情報処理学会 第78回全国大会 会期:2016年3月10日~12日 会場:慶應義塾大学 矢上キャンパス 情報処理学会 第78回全国大会 会期:2016年3月10日~12日 会場:慶應義塾大学 矢上キャンパス
教育と学習におけるICTの活用の新時代
日時:3月12日(土)13:00-15:00
会場:第2イベント会場(11-31)
【セッション概要】小学校から高校(初等中等教育)における環境でも,大学でもさまざまな学習活動において,情報機器や情報サービス,情報ネットーワークインフラなどが活用されるようになってきた.書画カメラや,電子黒板(インタラクティブ・ホワイトボード),学習管理システム(LMS),学校広報でのWebやSNSの利用,教材のデジタル化とデジタル教科書,コンピュータを利用したテスト(CBT),学習者や試験受験者データの統計的活用などが普及しつつある.だが,教具を触ることに主眼が置かれていたり,海外での事例を参考にしていなかったり,ICT活用で何ができるのかを明確に把握できていなかったりする,というのが我が国の現在の教育現場に置けるICT活用である.本セッションでは,このような我が国の教育と学習におけるICTの活用が,これからどのような方向に進むべきかについて,識者らによるパネルディスカッションにより明らかにする.
司会:和田 勉 (長野大学 企業情報学部 教授)

保存データ —
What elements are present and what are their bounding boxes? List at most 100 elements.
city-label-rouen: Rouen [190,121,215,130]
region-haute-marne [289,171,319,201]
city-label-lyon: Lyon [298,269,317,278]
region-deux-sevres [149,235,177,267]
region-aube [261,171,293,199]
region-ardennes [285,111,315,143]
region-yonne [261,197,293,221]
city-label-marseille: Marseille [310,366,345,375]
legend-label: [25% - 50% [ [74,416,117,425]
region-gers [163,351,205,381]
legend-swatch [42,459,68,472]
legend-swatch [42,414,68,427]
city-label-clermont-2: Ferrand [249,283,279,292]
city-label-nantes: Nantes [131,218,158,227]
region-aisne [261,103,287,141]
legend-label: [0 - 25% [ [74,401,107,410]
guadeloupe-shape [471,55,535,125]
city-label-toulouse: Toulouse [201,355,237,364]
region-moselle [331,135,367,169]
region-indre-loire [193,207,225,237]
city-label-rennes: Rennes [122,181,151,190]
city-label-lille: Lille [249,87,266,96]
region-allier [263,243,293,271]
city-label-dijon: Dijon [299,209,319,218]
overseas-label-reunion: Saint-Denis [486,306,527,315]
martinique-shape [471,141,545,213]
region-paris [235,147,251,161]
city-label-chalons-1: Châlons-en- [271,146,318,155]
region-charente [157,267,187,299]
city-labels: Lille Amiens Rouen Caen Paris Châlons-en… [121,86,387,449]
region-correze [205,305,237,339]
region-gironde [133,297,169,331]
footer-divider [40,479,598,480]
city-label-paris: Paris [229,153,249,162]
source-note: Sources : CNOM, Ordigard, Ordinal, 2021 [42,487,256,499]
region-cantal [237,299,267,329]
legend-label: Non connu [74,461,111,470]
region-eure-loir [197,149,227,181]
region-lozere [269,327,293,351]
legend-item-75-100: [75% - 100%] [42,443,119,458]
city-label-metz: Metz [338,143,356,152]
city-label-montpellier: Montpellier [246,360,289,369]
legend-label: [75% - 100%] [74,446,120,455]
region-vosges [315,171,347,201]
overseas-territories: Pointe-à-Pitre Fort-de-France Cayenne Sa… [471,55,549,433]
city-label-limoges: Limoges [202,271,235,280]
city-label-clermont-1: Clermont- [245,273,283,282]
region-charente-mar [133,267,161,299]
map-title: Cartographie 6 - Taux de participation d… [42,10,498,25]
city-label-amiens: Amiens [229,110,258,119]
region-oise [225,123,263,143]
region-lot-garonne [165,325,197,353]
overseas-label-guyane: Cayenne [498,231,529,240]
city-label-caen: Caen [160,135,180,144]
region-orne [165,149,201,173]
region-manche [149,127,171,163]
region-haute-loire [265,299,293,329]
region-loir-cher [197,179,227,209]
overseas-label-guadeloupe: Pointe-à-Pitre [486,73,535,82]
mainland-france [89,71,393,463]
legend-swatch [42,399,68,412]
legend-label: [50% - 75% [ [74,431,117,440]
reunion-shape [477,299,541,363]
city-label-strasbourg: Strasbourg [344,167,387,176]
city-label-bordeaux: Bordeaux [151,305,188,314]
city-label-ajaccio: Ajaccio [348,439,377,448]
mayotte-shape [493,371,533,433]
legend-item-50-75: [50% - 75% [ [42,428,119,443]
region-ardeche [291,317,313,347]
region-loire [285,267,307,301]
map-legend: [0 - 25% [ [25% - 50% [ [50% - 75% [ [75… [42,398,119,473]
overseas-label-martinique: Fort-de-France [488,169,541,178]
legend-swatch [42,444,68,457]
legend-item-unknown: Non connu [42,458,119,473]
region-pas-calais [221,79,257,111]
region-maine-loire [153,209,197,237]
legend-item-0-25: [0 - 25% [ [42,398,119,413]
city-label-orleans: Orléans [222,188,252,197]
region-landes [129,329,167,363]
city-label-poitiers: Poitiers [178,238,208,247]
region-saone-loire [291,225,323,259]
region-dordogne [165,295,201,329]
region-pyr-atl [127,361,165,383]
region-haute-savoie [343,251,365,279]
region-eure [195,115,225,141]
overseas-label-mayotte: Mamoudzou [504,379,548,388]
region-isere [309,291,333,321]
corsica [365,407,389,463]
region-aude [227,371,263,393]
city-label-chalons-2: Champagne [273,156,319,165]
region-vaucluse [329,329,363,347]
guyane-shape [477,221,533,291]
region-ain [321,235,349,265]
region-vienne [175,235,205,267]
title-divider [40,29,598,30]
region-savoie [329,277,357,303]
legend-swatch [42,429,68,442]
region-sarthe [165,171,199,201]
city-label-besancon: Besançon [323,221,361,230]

課題 A — ICT活用セッションの紹介文によれば、このセッションの司会を務めるのはどなたですか。
課題 B — ICT活用セッションの紹介文を、最後の行の後から書き継いでください。

解答 A — 長野大学企業情報学部教授の和田勉氏です。

解答 B —
【略歴】1978年早稲田大学理工学部電気工学科卒業,1983年筑波大学大学院数学研究科単位取得満期退学,同年東京大学生産技術研究所第3部技官,1984年長野大学産業社会学部講師,同産業情報学科講師,同助教授,同教授を経て2007年より同企業情報学部教授.2006年大韓民国高麗大学師範学部コンピュータ教育学科招聘教授.2013年4月より情報処理学会初等中等教育委員会委員長.
13:00-13:20 講演(1) 教育情報化「教具論」からの脱却〜学習者中心の情報化とは何か〜
豊福 晋平 (国際大学GLOCOM 准教授・主幹研究員)
【講演概要】OECDのPISA/TALIS調査で暴露されたように,日本の学校教育でのICT利活用度は加盟国の中でもきわめて低く,その著しい遅滞は「失われた20年」と言われている.2015年には高校生のスマートフォン所有率がほぼ100%に届く状況なのに,いまだ勉学には無用なものとされ,大半の児童生徒は学校で電子メールもSNSも満足に使えない.学校教育がデジタル・デバイドの対岸に取り残された背景には,授業研究と教具的活用への囚われがある.ICTは授業の一技法であるから指導スキル養成が喫緊の課題とされてきたが,機器トラブルリスクや教員側の負担増を嫌って,現場の授業活用は遅々として進まない.こうした状態のブレイクスルーとして期待されるのは,180度視点を転換した学習者中心の文具的活用である.諸外国では日常的やりとりや学習に関わる知的生産のために1人1台の情報端末が普及し,家庭から学校へ機材を持ち込むBYODの事例もある.本講演では,ICT利活用における教具論と文具論を比較しつつ,将来への展望を明らかにする.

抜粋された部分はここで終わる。